= Collected data =
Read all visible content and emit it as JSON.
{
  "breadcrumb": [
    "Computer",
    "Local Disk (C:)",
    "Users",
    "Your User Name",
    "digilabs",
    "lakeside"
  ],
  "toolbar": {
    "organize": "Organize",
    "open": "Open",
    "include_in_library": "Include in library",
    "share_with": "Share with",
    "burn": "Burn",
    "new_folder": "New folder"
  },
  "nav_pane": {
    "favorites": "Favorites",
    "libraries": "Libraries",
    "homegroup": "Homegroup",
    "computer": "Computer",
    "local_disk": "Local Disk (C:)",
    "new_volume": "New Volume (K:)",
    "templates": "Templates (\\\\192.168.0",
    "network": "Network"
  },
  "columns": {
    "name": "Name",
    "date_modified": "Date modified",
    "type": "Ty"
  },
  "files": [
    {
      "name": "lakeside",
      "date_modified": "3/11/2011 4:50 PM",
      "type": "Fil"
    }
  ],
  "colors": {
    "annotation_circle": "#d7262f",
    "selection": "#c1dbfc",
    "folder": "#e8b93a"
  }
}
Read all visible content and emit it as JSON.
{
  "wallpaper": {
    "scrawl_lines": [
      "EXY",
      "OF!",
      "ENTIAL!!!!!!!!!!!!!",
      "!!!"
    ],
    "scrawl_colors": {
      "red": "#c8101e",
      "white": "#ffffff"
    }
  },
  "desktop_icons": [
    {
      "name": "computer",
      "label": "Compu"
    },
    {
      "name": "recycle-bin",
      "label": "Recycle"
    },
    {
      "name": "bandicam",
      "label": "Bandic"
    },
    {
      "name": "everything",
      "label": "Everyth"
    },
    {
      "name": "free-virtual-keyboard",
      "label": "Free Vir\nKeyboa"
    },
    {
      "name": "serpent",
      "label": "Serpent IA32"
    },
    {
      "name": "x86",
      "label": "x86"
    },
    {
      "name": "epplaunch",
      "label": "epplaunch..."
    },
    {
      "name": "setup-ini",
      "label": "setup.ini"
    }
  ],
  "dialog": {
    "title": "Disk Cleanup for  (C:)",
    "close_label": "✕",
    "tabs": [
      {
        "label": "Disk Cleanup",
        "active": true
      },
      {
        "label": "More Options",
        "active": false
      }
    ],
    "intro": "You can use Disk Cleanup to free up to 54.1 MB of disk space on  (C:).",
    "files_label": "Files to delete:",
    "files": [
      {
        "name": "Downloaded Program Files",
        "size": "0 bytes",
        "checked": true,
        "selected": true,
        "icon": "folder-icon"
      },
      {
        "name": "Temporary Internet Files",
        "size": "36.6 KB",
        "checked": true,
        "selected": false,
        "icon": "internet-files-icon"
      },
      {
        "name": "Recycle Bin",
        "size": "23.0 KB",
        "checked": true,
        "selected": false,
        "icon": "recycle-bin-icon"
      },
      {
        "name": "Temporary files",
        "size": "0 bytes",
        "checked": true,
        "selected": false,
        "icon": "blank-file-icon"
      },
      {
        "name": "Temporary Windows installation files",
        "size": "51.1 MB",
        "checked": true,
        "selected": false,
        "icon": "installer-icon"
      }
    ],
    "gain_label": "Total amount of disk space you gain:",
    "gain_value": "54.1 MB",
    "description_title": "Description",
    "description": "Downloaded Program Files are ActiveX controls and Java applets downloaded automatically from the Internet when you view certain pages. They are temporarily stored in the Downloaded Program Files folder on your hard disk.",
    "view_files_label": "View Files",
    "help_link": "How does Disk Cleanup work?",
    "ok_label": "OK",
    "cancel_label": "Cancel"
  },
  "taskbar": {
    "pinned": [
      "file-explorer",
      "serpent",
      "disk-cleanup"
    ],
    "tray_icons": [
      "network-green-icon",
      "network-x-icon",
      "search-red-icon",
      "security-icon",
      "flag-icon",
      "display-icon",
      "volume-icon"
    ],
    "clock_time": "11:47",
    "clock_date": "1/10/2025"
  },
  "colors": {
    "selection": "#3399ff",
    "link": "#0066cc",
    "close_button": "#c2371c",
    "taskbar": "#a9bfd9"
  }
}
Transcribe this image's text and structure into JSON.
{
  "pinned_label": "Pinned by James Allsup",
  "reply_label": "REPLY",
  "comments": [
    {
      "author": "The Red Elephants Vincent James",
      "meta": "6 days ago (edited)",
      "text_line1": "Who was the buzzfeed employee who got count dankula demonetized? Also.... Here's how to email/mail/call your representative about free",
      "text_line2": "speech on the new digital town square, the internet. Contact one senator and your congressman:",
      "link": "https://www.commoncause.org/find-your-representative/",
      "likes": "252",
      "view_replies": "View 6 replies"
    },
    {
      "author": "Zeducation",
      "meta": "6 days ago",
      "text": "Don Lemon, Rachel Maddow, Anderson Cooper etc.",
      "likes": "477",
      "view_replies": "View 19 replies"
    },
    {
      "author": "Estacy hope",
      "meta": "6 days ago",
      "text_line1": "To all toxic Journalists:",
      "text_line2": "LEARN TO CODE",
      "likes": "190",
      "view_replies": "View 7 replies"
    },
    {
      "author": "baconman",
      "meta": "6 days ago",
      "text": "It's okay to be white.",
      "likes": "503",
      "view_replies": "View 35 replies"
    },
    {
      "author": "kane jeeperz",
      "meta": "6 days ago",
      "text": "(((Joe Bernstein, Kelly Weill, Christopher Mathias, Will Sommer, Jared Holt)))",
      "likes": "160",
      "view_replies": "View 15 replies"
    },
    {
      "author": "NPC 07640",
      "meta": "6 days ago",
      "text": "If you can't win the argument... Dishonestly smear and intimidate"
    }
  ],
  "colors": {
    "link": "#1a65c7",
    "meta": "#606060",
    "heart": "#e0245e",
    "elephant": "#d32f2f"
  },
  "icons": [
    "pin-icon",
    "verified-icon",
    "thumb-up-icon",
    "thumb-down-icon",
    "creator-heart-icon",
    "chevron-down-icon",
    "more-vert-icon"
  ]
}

= Problem description =
Retype the listing exactly, in full.

= Problem solution =
Read all visible content and emit it as JSON.
{
  "breadcrumb": [
    "Computer",
    "Local Disk (C:)",
    "Users",
    "Your User Name",
    "digilabs",
    "lakeside"
  ],
  "toolbar": {
    "organize": "Organize",
    "open": "Open",
    "include_in_library": "Include in library",
    "share_with": "Share with",
    "burn": "Burn",
    "new_folder": "New folder"
  },
  "nav_pane": {
    "favorites": "Favorites",
    "libraries": "Libraries",
    "homegroup": "Homegroup",
    "computer": "Computer",
    "local_disk": "Local Disk (C:)",
    "new_volume": "New Volume (K:)",
    "templates": "Templates (\\\\192.168.0",
    "network": "Network"
  },
  "columns": {
    "name": "Name",
    "date_modified": "Date modified",
    "type": "Ty"
  },
  "files": [
    {
      "name": "lakeside",
      "date_modified": "3/11/2011 4:50 PM",
      "type": "Fil"
    }
  ],
  "colors": {
    "annotation_circle": "#d7262f",
    "selection": "#c1dbfc",
    "folder": "#e8b93a"
  }
}
Read all visible content and emit it as JSON.
{
  "wallpaper": {
    "scrawl_lines": [
      "EXY",
      "OF!",
      "ENTIAL!!!!!!!!!!!!!",
      "!!!"
    ],
    "scrawl_colors": {
      "red": "#c8101e",
      "white": "#ffffff"
    }
  },
  "desktop_icons": [
    {
      "name": "computer",
      "label": "Compu"
    },
    {
      "name": "recycle-bin",
      "label": "Recycle"
    },
    {
      "name": "bandicam",
      "label": "Bandic"
    },
    {
      "name": "everything",
      "label": "Everyth"
    },
    {
      "name": "free-virtual-keyboard",
      "label": "Free Vir\nKeyboa"
    },
    {
      "name": "serpent",
      "label": "Serpent IA32"
    },
    {
      "name": "x86",
      "label": "x86"
    },
    {
      "name": "epplaunch",
      "label": "epplaunch..."
    },
    {
      "name": "setup-ini",
      "label": "setup.ini"
    }
  ],
  "dialog": {
    "title": "Disk Cleanup for  (C:)",
    "close_label": "✕",
    "tabs": [
      {
        "label": "Disk Cleanup",
        "active": true
      },
      {
        "label": "More Options",
        "active": false
      }
    ],
    "intro": "You can use Disk Cleanup to free up to 54.1 MB of disk space on  (C:).",
    "files_label": "Files to delete:",
    "files": [
      {
        "name": "Downloaded Program Files",
        "size": "0 bytes",
        "checked": true,
        "selected": true,
        "icon": "folder-icon"
      },
      {
        "name": "Temporary Internet Files",
        "size": "36.6 KB",
        "checked": true,
        "selected": false,
        "icon": "internet-files-icon"
      },
      {
        "name": "Recycle Bin",
        "size": "23.0 KB",
        "checked": true,
        "selected": false,
        "icon": "recycle-bin-icon"
      },
      {
        "name": "Temporary files",
        "size": "0 bytes",
        "checked": true,
        "selected": false,
        "icon": "blank-file-icon"
      },
      {
        "name": "Temporary Windows installation files",
        "size": "51.1 MB",
        "checked": true,
        "selected": false,
        "icon": "installer-icon"
      }
    ],
    "gain_label": "Total amount of disk space you gain:",
    "gain_value": "54.1 MB",
    "description_title": "Description",
    "description": "Downloaded Program Files are ActiveX controls and Java applets downloaded automatically from the Internet when you view certain pages. They are temporarily stored in the Downloaded Program Files folder on your hard disk.",
    "view_files_label": "View Files",
    "help_link": "How does Disk Cleanup work?",
    "ok_label": "OK",
    "cancel_label": "Cancel"
  },
  "taskbar": {
    "pinned": [
      "file-explorer",
      "serpent",
      "disk-cleanup"
    ],
    "tray_icons": [
      "network-green-icon",
      "network-x-icon",
      "search-red-icon",
      "security-icon",
      "flag-icon",
      "display-icon",
      "volume-icon"
    ],
    "clock_time": "11:47",
    "clock_date": "1/10/2025"
  },
  "colors": {
    "selection": "#3399ff",
    "link": "#0066cc",
    "close_button": "#c2371c",
    "taskbar": "#a9bfd9"
  }
}
Transcribe this image's text and structure into JSON.
{
  "pinned_label": "Pinned by James Allsup",
  "reply_label": "REPLY",
  "comments": [
    {
      "author": "The Red Elephants Vincent James",
      "meta": "6 days ago (edited)",
      "text_line1": "Who was the buzzfeed employee who got count dankula demonetized? Also.... Here's how to email/mail/call your representative about free",
      "text_line2": "speech on the new digital town square, the internet. Contact one senator and your congressman:",
      "link": "https://www.commoncause.org/find-your-representative/",
      "likes": "252",
      "view_replies": "View 6 replies"
    },
    {
      "author": "Zeducation",
      "meta": "6 days ago",
      "text": "Don Lemon, Rachel Maddow, Anderson Cooper etc.",
      "likes": "477",
      "view_replies": "View 19 replies"
    },
    {
      "author": "Estacy hope",
      "meta": "6 days ago",
      "text_line1": "To all toxic Journalists:",
      "text_line2": "LEARN TO CODE",
      "likes": "190",
      "view_replies": "View 7 replies"
    },
    {
      "author": "baconman",
      "meta": "6 days ago",
      "text": "It's okay to be white.",
      "likes": "503",
      "view_replies": "View 35 replies"
    },
    {
      "author": "kane jeeperz",
      "meta": "6 days ago",
      "text": "(((Joe Bernstein, Kelly Weill, Christopher Mathias, Will Sommer, Jared Holt)))",
      "likes": "160",
      "view_replies": "View 15 replies"
    },
    {
      "author": "NPC 07640",
      "meta": "6 days ago",
      "text": "If you can't win the argument... Dishonestly smear and intimidate"
    }
  ],
  "colors": {
    "link": "#1a65c7",
    "meta": "#606060",
    "heart": "#e0245e",
    "elephant": "#d32f2f"
  },
  "icons": [
    "pin-icon",
    "verified-icon",
    "thumb-up-icon",
    "thumb-down-icon",
    "creator-heart-icon",
    "chevron-down-icon",
    "more-vert-icon"
  ]
}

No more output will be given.